◆ What needs to be done ◆
Reproduce all entries precisely, down to the last character.

◆ Input for this task ◆
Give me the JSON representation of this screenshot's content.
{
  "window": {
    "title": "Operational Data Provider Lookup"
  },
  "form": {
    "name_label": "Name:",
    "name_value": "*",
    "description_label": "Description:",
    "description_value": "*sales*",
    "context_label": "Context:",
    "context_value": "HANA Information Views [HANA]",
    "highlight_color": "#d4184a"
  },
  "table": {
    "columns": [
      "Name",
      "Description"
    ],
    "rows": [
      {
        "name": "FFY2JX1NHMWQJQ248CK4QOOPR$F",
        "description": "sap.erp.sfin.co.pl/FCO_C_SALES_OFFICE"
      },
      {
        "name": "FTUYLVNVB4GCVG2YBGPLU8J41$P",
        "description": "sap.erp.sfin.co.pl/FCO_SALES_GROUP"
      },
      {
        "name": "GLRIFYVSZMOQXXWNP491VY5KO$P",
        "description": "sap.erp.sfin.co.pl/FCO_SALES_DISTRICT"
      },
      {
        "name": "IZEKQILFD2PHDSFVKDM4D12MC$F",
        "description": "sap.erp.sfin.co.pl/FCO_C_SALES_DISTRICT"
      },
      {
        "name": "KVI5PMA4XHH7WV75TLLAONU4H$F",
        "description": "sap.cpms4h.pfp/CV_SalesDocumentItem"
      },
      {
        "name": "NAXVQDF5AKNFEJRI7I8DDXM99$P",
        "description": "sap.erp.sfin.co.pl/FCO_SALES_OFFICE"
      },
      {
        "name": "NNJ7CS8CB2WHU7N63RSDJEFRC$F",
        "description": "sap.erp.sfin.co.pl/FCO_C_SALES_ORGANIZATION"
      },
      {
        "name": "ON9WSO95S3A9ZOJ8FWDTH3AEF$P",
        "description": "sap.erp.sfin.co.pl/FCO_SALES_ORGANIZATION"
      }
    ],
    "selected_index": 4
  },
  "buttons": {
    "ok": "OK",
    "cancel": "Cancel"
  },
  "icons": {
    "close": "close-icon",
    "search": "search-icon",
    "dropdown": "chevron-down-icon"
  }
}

◆ Response ◆
Give me the JSON representation of this screenshot's content.
{
  "window": {
    "title": "Operational Data Provider Lookup"
  },
  "form": {
    "name_label": "Name:",
    "name_value": "*",
    "description_label": "Description:",
    "description_value": "*sales*",
    "context_label": "Context:",
    "context_value": "HANA Information Views [HANA]",
    "highlight_color": "#d4184a"
  },
  "table": {
    "columns": [
      "Name",
      "Description"
    ],
    "rows": [
      {
        "name": "FFY2JX1NHMWQJQ248CK4QOOPR$F",
        "description": "sap.erp.sfin.co.pl/FCO_C_SALES_OFFICE"
      },
      {
        "name": "FTUYLVNVB4GCVG2YBGPLU8J41$P",
        "description": "sap.erp.sfin.co.pl/FCO_SALES_GROUP"
      },
      {
        "name": "GLRIFYVSZMOQXXWNP491VY5KO$P",
        "description": "sap.erp.sfin.co.pl/FCO_SALES_DISTRICT"
      },
      {
        "name": "IZEKQILFD2PHDSFVKDM4D12MC$F",
        "description": "sap.erp.sfin.co.pl/FCO_C_SALES_DISTRICT"
      },
      {
        "name": "KVI5PMA4XHH7WV75TLLAONU4H$F",
        "description": "sap.cpms4h.pfp/CV_SalesDocumentItem"
      },
      {
        "name": "NAXVQDF5AKNFEJRI7I8DDXM99$P",
        "description": "sap.erp.sfin.co.pl/FCO_SALES_OFFICE"
      },
      {
        "name": "NNJ7CS8CB2WHU7N63RSDJEFRC$F",
        "description": "sap.erp.sfin.co.pl/FCO_C_SALES_ORGANIZATION"
      },
      {
        "name": "ON9WSO95S3A9ZOJ8FWDTH3AEF$P",
        "description": "sap.erp.sfin.co.pl/FCO_SALES_ORGANIZATION"
      }
    ],
    "selected_index": 4
  },
  "buttons": {
    "ok": "OK",
    "cancel": "Cancel"
  },
  "icons": {
    "close": "close-icon",
    "search": "search-icon",
    "dropdown": "chevron-down-icon"
  }
}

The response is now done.